**DESCRIPTION OF THE TASK**
Retype the whole listing, please, keeping every line exact and dropping the pictures.

[start ENTRIES PROVIDED]

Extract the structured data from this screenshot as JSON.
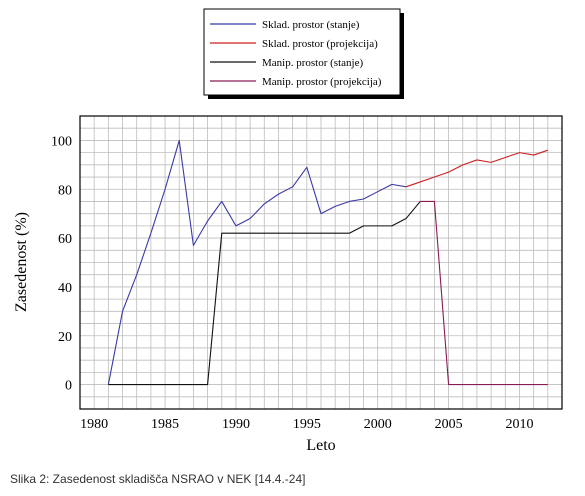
{
  "caption": "Slika 2: Zasedenost skladišča NSRAO v NEK [14.4.-24]",
  "chart_data": {
    "type": "line",
    "xlabel": "Leto",
    "ylabel": "Zasedenost (%)",
    "xlim": [
      1979,
      2013
    ],
    "ylim": [
      -10,
      110
    ],
    "x_ticks": [
      1980,
      1985,
      1990,
      1995,
      2000,
      2005,
      2010
    ],
    "y_ticks": [
      0,
      20,
      40,
      60,
      80,
      100
    ],
    "grid": true,
    "legend_position": "top-center",
    "series": [
      {
        "name": "Sklad. prostor (stanje)",
        "color": "#3a3aa8",
        "points": [
          [
            1981,
            0
          ],
          [
            1982,
            30
          ],
          [
            1983,
            45
          ],
          [
            1984,
            62
          ],
          [
            1985,
            80
          ],
          [
            1986,
            100
          ],
          [
            1987,
            57
          ],
          [
            1988,
            67
          ],
          [
            1989,
            75
          ],
          [
            1990,
            65
          ],
          [
            1991,
            68
          ],
          [
            1992,
            74
          ],
          [
            1993,
            78
          ],
          [
            1994,
            81
          ],
          [
            1995,
            89
          ],
          [
            1996,
            70
          ],
          [
            1997,
            73
          ],
          [
            1998,
            75
          ],
          [
            1999,
            76
          ],
          [
            2000,
            79
          ],
          [
            2001,
            82
          ],
          [
            2002,
            81
          ]
        ]
      },
      {
        "name": "Sklad. prostor (projekcija)",
        "color": "#cc2020",
        "points": [
          [
            2002,
            81
          ],
          [
            2003,
            83
          ],
          [
            2004,
            85
          ],
          [
            2005,
            87
          ],
          [
            2006,
            90
          ],
          [
            2007,
            92
          ],
          [
            2008,
            91
          ],
          [
            2009,
            93
          ],
          [
            2010,
            95
          ],
          [
            2011,
            94
          ],
          [
            2012,
            96
          ]
        ]
      },
      {
        "name": "Manip. prostor (stanje)",
        "color": "#111111",
        "points": [
          [
            1981,
            0
          ],
          [
            1988,
            0
          ],
          [
            1989,
            62
          ],
          [
            1998,
            62
          ],
          [
            1999,
            65
          ],
          [
            2001,
            65
          ],
          [
            2002,
            68
          ],
          [
            2003,
            75
          ]
        ]
      },
      {
        "name": "Manip. prostor (projekcija)",
        "color": "#8b1a55",
        "points": [
          [
            2003,
            75
          ],
          [
            2004,
            75
          ],
          [
            2005,
            0
          ],
          [
            2012,
            0
          ]
        ]
      }
    ]
  }
}
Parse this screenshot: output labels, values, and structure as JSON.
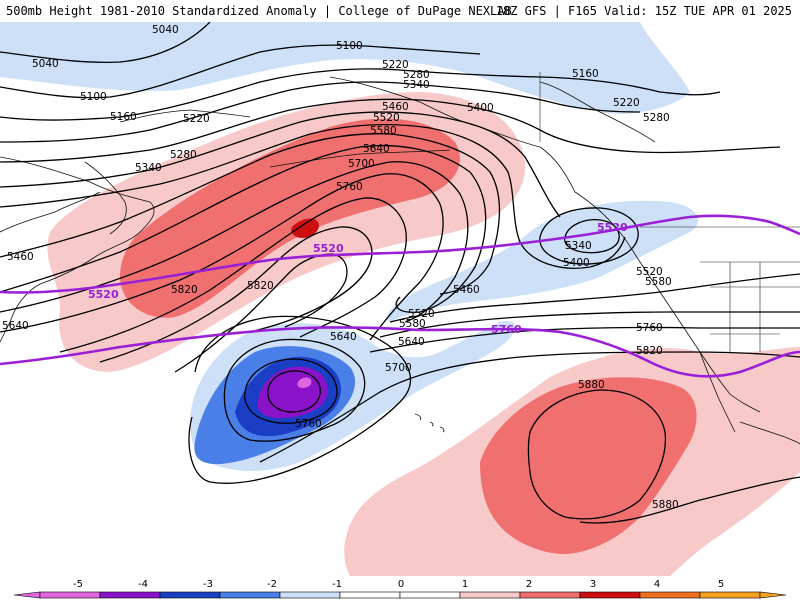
{
  "header": {
    "title_left": "500mb Height 1981-2010 Standardized Anomaly | College of DuPage NEXLAB",
    "title_right": "18Z GFS | F165 Valid: 15Z TUE APR 01 2025"
  },
  "colors": {
    "anom_neg5": "#e066e0",
    "anom_neg4": "#8a12c8",
    "anom_neg3": "#1a3fc4",
    "anom_neg2": "#4a7fe8",
    "anom_neg1": "#cde0f7",
    "anom_pos1": "#f7c9c9",
    "anom_pos2": "#f07070",
    "anom_pos3": "#cc1010",
    "highlight_contour": "#9a1fd6"
  },
  "contour_labels": [
    "5040",
    "5040",
    "5100",
    "5100",
    "5160",
    "5160",
    "5220",
    "5220",
    "5220",
    "5280",
    "5280",
    "5280",
    "5340",
    "5340",
    "5340",
    "5400",
    "5400",
    "5460",
    "5460",
    "5460",
    "5520",
    "5520",
    "5520",
    "5580",
    "5580",
    "5580",
    "5640",
    "5640",
    "5640",
    "5640",
    "5700",
    "5700",
    "5760",
    "5760",
    "5760",
    "5820",
    "5820",
    "5820",
    "5880",
    "5880"
  ],
  "highlight_labels": [
    "5520",
    "5520",
    "5760"
  ],
  "colorbar": {
    "ticks": [
      "-5",
      "-4",
      "-3",
      "-2",
      "-1",
      "0",
      "1",
      "2",
      "3",
      "4",
      "5"
    ],
    "segment_colors": [
      "#e066e0",
      "#8a12c8",
      "#1a3fc4",
      "#4a7fe8",
      "#cde0f7",
      "#ffffff",
      "#ffffff",
      "#f7c9c9",
      "#f07070",
      "#cc1010",
      "#ee7020",
      "#f5a020"
    ]
  }
}
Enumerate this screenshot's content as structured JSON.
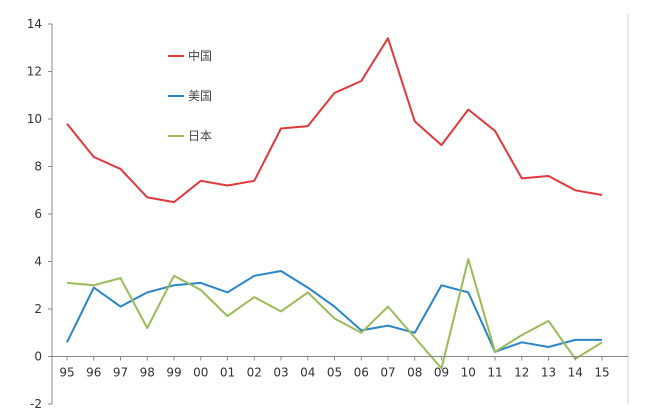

[end ENTRIES PROVIDED]

**EXERCISE SOLUTION**
Extract the structured data from this screenshot as JSON.
{
  "caption": "Slika 2: Zasedenost skladišča NSRAO v NEK [14.4.-24]",
  "chart_data": {
    "type": "line",
    "xlabel": "Leto",
    "ylabel": "Zasedenost (%)",
    "xlim": [
      1979,
      2013
    ],
    "ylim": [
      -10,
      110
    ],
    "x_ticks": [
      1980,
      1985,
      1990,
      1995,
      2000,
      2005,
      2010
    ],
    "y_ticks": [
      0,
      20,
      40,
      60,
      80,
      100
    ],
    "grid": true,
    "legend_position": "top-center",
    "series": [
      {
        "name": "Sklad. prostor (stanje)",
        "color": "#3a3aa8",
        "points": [
          [
            1981,
            0
          ],
          [
            1982,
            30
          ],
          [
            1983,
            45
          ],
          [
            1984,
            62
          ],
          [
            1985,
            80
          ],
          [
            1986,
            100
          ],
          [
            1987,
            57
          ],
          [
            1988,
            67
          ],
          [
            1989,
            75
          ],
          [
            1990,
            65
          ],
          [
            1991,
            68
          ],
          [
            1992,
            74
          ],
          [
            1993,
            78
          ],
          [
            1994,
            81
          ],
          [
            1995,
            89
          ],
          [
            1996,
            70
          ],
          [
            1997,
            73
          ],
          [
            1998,
            75
          ],
          [
            1999,
            76
          ],
          [
            2000,
            79
          ],
          [
            2001,
            82
          ],
          [
            2002,
            81
          ]
        ]
      },
      {
        "name": "Sklad. prostor (projekcija)",
        "color": "#cc2020",
        "points": [
          [
            2002,
            81
          ],
          [
            2003,
            83
          ],
          [
            2004,
            85
          ],
          [
            2005,
            87
          ],
          [
            2006,
            90
          ],
          [
            2007,
            92
          ],
          [
            2008,
            91
          ],
          [
            2009,
            93
          ],
          [
            2010,
            95
          ],
          [
            2011,
            94
          ],
          [
            2012,
            96
          ]
        ]
      },
      {
        "name": "Manip. prostor (stanje)",
        "color": "#111111",
        "points": [
          [
            1981,
            0
          ],
          [
            1988,
            0
          ],
          [
            1989,
            62
          ],
          [
            1998,
            62
          ],
          [
            1999,
            65
          ],
          [
            2001,
            65
          ],
          [
            2002,
            68
          ],
          [
            2003,
            75
          ]
        ]
      },
      {
        "name": "Manip. prostor (projekcija)",
        "color": "#8b1a55",
        "points": [
          [
            2003,
            75
          ],
          [
            2004,
            75
          ],
          [
            2005,
            0
          ],
          [
            2012,
            0
          ]
        ]
      }
    ]
  }
}
Parse this screenshot: output labels, values, and structure as JSON.
{
  "header": {
    "title_left": "500mb Height 1981-2010 Standardized Anomaly | College of DuPage NEXLAB",
    "title_right": "18Z GFS | F165 Valid: 15Z TUE APR 01 2025"
  },
  "colors": {
    "anom_neg5": "#e066e0",
    "anom_neg4": "#8a12c8",
    "anom_neg3": "#1a3fc4",
    "anom_neg2": "#4a7fe8",
    "anom_neg1": "#cde0f7",
    "anom_pos1": "#f7c9c9",
    "anom_pos2": "#f07070",
    "anom_pos3": "#cc1010",
    "highlight_contour": "#9a1fd6"
  },
  "contour_labels": [
    "5040",
    "5040",
    "5100",
    "5100",
    "5160",
    "5160",
    "5220",
    "5220",
    "5220",
    "5280",
    "5280",
    "5280",
    "5340",
    "5340",
    "5340",
    "5400",
    "5400",
    "5460",
    "5460",
    "5460",
    "5520",
    "5520",
    "5520",
    "5580",
    "5580",
    "5580",
    "5640",
    "5640",
    "5640",
    "5640",
    "5700",
    "5700",
    "5760",
    "5760",
    "5760",
    "5820",
    "5820",
    "5820",
    "5880",
    "5880"
  ],
  "highlight_labels": [
    "5520",
    "5520",
    "5760"
  ],
  "colorbar": {
    "ticks": [
      "-5",
      "-4",
      "-3",
      "-2",
      "-1",
      "0",
      "1",
      "2",
      "3",
      "4",
      "5"
    ],
    "segment_colors": [
      "#e066e0",
      "#8a12c8",
      "#1a3fc4",
      "#4a7fe8",
      "#cde0f7",
      "#ffffff",
      "#ffffff",
      "#f7c9c9",
      "#f07070",
      "#cc1010",
      "#ee7020",
      "#f5a020"
    ]
  }
}
Enumerate this screenshot's content as structured JSON.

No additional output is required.